---------- Provided data
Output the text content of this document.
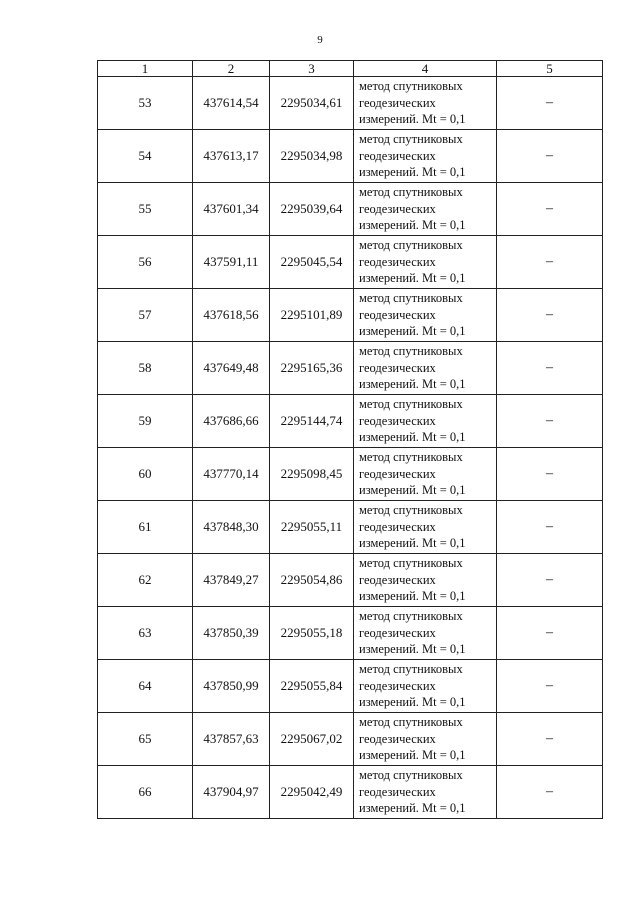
9
1	2	3	4	5
53	437614,54	2295034,61	метод спутниковых
геодезических
измерений. Mt = 0,1	–
54	437613,17	2295034,98	метод спутниковых
геодезических
измерений. Mt = 0,1	–
55	437601,34	2295039,64	метод спутниковых
геодезических
измерений. Mt = 0,1	–
56	437591,11	2295045,54	метод спутниковых
геодезических
измерений. Mt = 0,1	–
57	437618,56	2295101,89	метод спутниковых
геодезических
измерений. Mt = 0,1	–
58	437649,48	2295165,36	метод спутниковых
геодезических
измерений. Mt = 0,1	–
59	437686,66	2295144,74	метод спутниковых
геодезических
измерений. Mt = 0,1	–
60	437770,14	2295098,45	метод спутниковых
геодезических
измерений. Mt = 0,1	–
61	437848,30	2295055,11	метод спутниковых
геодезических
измерений. Mt = 0,1	–
62	437849,27	2295054,86	метод спутниковых
геодезических
измерений. Mt = 0,1	–
63	437850,39	2295055,18	метод спутниковых
геодезических
измерений. Mt = 0,1	–
64	437850,99	2295055,84	метод спутниковых
геодезических
измерений. Mt = 0,1	–
65	437857,63	2295067,02	метод спутниковых
геодезических
измерений. Mt = 0,1	–
66	437904,97	2295042,49	метод спутниковых
геодезических
измерений. Mt = 0,1	–
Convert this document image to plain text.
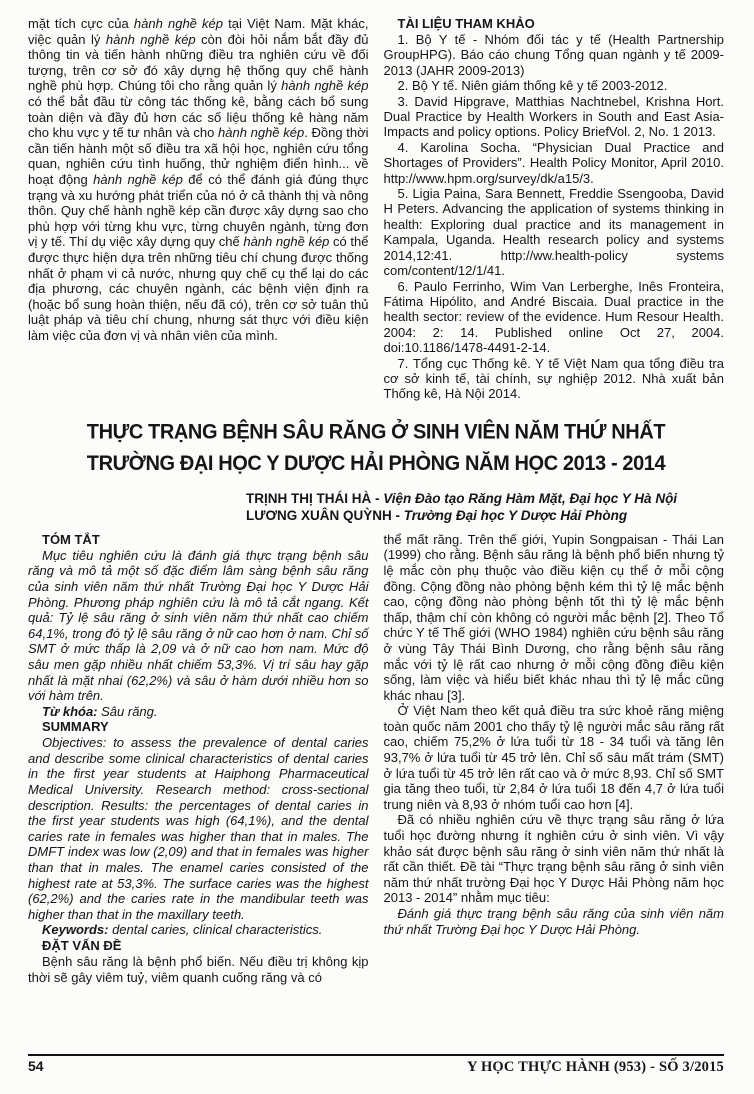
mặt tích cực của hành nghề kép tại Việt Nam. Mặt khác, việc quản lý hành nghề kép còn đòi hỏi nắm bắt đầy đủ thông tin và tiến hành những điều tra nghiên cứu về đối tượng, trên cơ sở đó xây dựng hệ thống quy chế hành nghề phù hợp. Chúng tôi cho rằng quản lý hành nghề kép có thể bắt đầu từ công tác thống kê, bằng cách bổ sung toàn diện và đầy đủ hơn các số liệu thống kê hàng năm cho khu vực y tế tư nhân và cho hành nghề kép. Đồng thời cần tiến hành một số điều tra xã hội học, nghiên cứu tổng quan, nghiên cứu tình huống, thử nghiệm điển hình... về hoạt động hành nghề kép để có thể đánh giá đúng thực trạng và xu hướng phát triển của nó ở cả thành thị và nông thôn. Quy chế hành nghề kép cần được xây dựng sao cho phù hợp với từng khu vực, từng chuyên ngành, từng đơn vị y tế. Thí dụ việc xây dựng quy chế hành nghề kép có thể được thực hiện dựa trên những tiêu chí chung được thống nhất ở phạm vi cả nước, nhưng quy chế cụ thể lại do các địa phương, các chuyên ngành, các bệnh viện định ra (hoặc bổ sung hoàn thiện, nếu đã có), trên cơ sở tuân thủ luật pháp và tiêu chí chung, nhưng sát thực với điều kiện làm việc của đơn vị và nhân viên của mình.

TÀI LIỆU THAM KHẢO

1. Bộ Y tế - Nhóm đối tác y tế (Health Partnership GroupHPG). Báo cáo chung Tổng quan ngành y tế 2009-2013 (JAHR 2009-2013)

2. Bộ Y tế. Niên giám thống kê y tế 2003-2012.

3. David Hipgrave, Matthias Nachtnebel, Krishna Hort. Dual Practice by Health Workers in South and East Asia- Impacts and policy options. Policy BriefVol. 2, No. 1 2013.

4. Karolina Socha. “Physician Dual Practice and Shortages of Providers”. Health Policy Monitor, April 2010. http://www.hpm.org/survey/dk/a15/3.

5. Ligia Paina, Sara Bennett, Freddie Ssengooba, David H Peters. Advancing the application of systems thinking in health: Exploring dual practice and its management in Kampala, Uganda. Health research policy and systems 2014,12:41. http://ww.health-policy systems com/content/12/1/41.

6. Paulo Ferrinho, Wim Van Lerberghe, Inês Fronteira, Fátima Hipólito, and André Biscaia. Dual practice in the health sector: review of the evidence. Hum Resour Health. 2004: 2: 14. Published online Oct 27, 2004. doi:10.1186/1478-4491-2-14.

7. Tổng cục Thống kê. Y tế Việt Nam qua tổng điều tra cơ sở kinh tế, tài chính, sự nghiệp 2012. Nhà xuất bản Thống kê, Hà Nội 2014.

THỰC TRẠNG BỆNH SÂU RĂNG Ở SINH VIÊN NĂM THỨ NHẤT
TRƯỜNG ĐẠI HỌC Y DƯỢC HẢI PHÒNG NĂM HỌC 2013 - 2014
TRỊNH THỊ THÁI HÀ - Viện Đào tạo Răng Hàm Mặt, Đại học Y Hà Nội
LƯƠNG XUÂN QUỲNH - Trường Đại học Y Dược Hải Phòng
TÓM TẮT

Mục tiêu nghiên cứu là đánh giá thực trạng bệnh sâu răng và mô tả một số đặc điểm lâm sàng bệnh sâu răng của sinh viên năm thứ nhất Trường Đại học Y Dược Hải Phòng. Phương pháp nghiên cứu là mô tả cắt ngang. Kết quả: Tỷ lệ sâu răng ở sinh viên năm thứ nhất cao chiếm 64,1%, trong đó tỷ lệ sâu răng ở nữ cao hơn ở nam. Chỉ số SMT ở mức thấp là 2,09 và ở nữ cao hơn nam. Mức độ sâu men gặp nhiều nhất chiếm 53,3%. Vị trí sâu hay gặp nhất là mặt nhai (62,2%) và sâu ở hàm dưới nhiều hơn so với hàm trên.

Từ khóa: Sâu răng.

SUMMARY

Objectives: to assess the prevalence of dental caries and describe some clinical characteristics of dental caries in the first year students at Haiphong Pharmaceutical Medical University. Research method: cross-sectional description. Results: the percentages of dental caries in the first year students was high (64,1%), and the dental caries rate in females was higher than that in males. The DMFT index was low (2,09) and that in females was higher than that in males. The enamel caries consisted of the highest rate at 53,3%. The surface caries was the highest (62,2%) and the caries rate in the mandibular teeth was higher than that in the maxillary teeth.

Keywords: dental caries, clinical characteristics.

ĐẶT VẤN ĐỀ

Bệnh sâu răng là bệnh phổ biến. Nếu điều trị không kịp thời sẽ gây viêm tuỷ, viêm quanh cuống răng và có

thể mất răng. Trên thế giới, Yupin Songpaisan - Thái Lan (1999) cho rằng. Bệnh sâu răng là bệnh phổ biến nhưng tỷ lệ mắc còn phụ thuộc vào điều kiện cụ thể ở mỗi cộng đồng. Cộng đồng nào phòng bệnh kém thì tỷ lệ mắc bệnh cao, cộng đồng nào phòng bệnh tốt thì tỷ lệ mắc bệnh thấp, thậm chí còn không có người mắc bệnh [2]. Theo Tổ chức Y tế Thế giới (WHO 1984) nghiên cứu bệnh sâu răng ở vùng Tây Thái Bình Dương, cho rằng bệnh sâu răng mắc với tỷ lệ rất cao nhưng ở mỗi cộng đồng điều kiện sống, làm việc và hiểu biết khác nhau thì tỷ lệ mắc cũng khác nhau [3].

Ở Việt Nam theo kết quả điều tra sức khoẻ răng miệng toàn quốc năm 2001 cho thấy tỷ lệ người mắc sâu răng rất cao, chiếm 75,2% ở lứa tuổi từ 18 - 34 tuổi và tăng lên 93,7% ở lứa tuổi từ 45 trở lên. Chỉ số sâu mất trám (SMT) ở lứa tuổi từ 45 trở lên rất cao và ở mức 8,93. Chỉ số SMT gia tăng theo tuổi, từ 2,84 ở lứa tuổi 18 đến 4,7 ở lứa tuổi trung niên và 8,93 ở nhóm tuổi cao hơn [4].

Đã có nhiều nghiên cứu về thực trạng sâu răng ở lứa tuổi học đường nhưng ít nghiên cứu ở sinh viên. Vì vậy khảo sát được bệnh sâu răng ở sinh viên năm thứ nhất là rất cần thiết. Đề tài “Thực trạng bệnh sâu răng ở sinh viên năm thứ nhất trường Đại học Y Dược Hải Phòng năm học 2013 - 2014” nhằm mục tiêu:

Đánh giá thực trạng bệnh sâu răng của sinh viên năm thứ nhất Trường Đại học Y Dược Hải Phòng.

54	Y HỌC THỰC HÀNH (953) - SỐ 3/2015
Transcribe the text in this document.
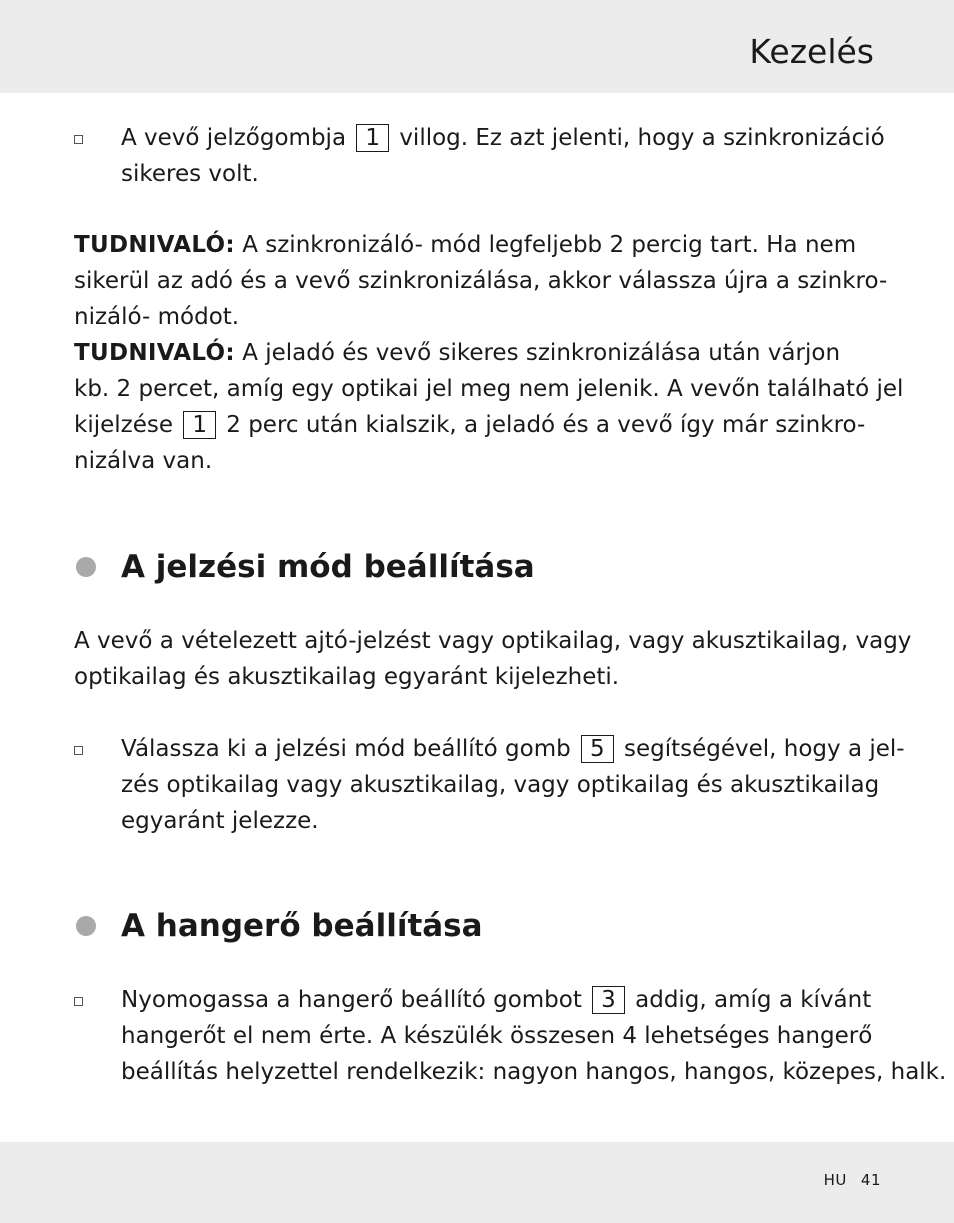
Kezelés
A vevő jelzőgombja 1 villog. Ez azt jelenti, hogy a szinkronizáció
sikeres volt.
TUDNIVALÓ: A szinkronizáló- mód legfeljebb 2 percig tart. Ha nem
sikerül az adó és a vevő szinkronizálása, akkor válassza újra a szinkro-
nizáló- módot.
TUDNIVALÓ: A jeladó és vevő sikeres szinkronizálása után várjon
kb. 2 percet, amíg egy optikai jel meg nem jelenik. A vevőn található jel
kijelzése 1 2 perc után kialszik, a jeladó és a vevő így már szinkro-
nizálva van.
A jelzési mód beállítása
A vevő a vételezett ajtó-jelzést vagy optikailag, vagy akusztikailag, vagy
optikailag és akusztikailag egyaránt kijelezheti.
Válassza ki a jelzési mód beállító gomb 5 segítségével, hogy a jel-
zés optikailag vagy akusztikailag, vagy optikailag és akusztikailag
egyaránt jelezze.
A hangerő beállítása
Nyomogassa a hangerő beállító gombot 3 addig, amíg a kívánt
hangerőt el nem érte. A készülék összesen 4 lehetséges hangerő
beállítás helyzettel rendelkezik: nagyon hangos, hangos, közepes, halk.
HU 41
--------------------
Show all lines from the records above where the word "text" occurs.

> _Expected answer_:
Output the text content of this document.
Convert this document image to plain text.
Transcribe the text in this document.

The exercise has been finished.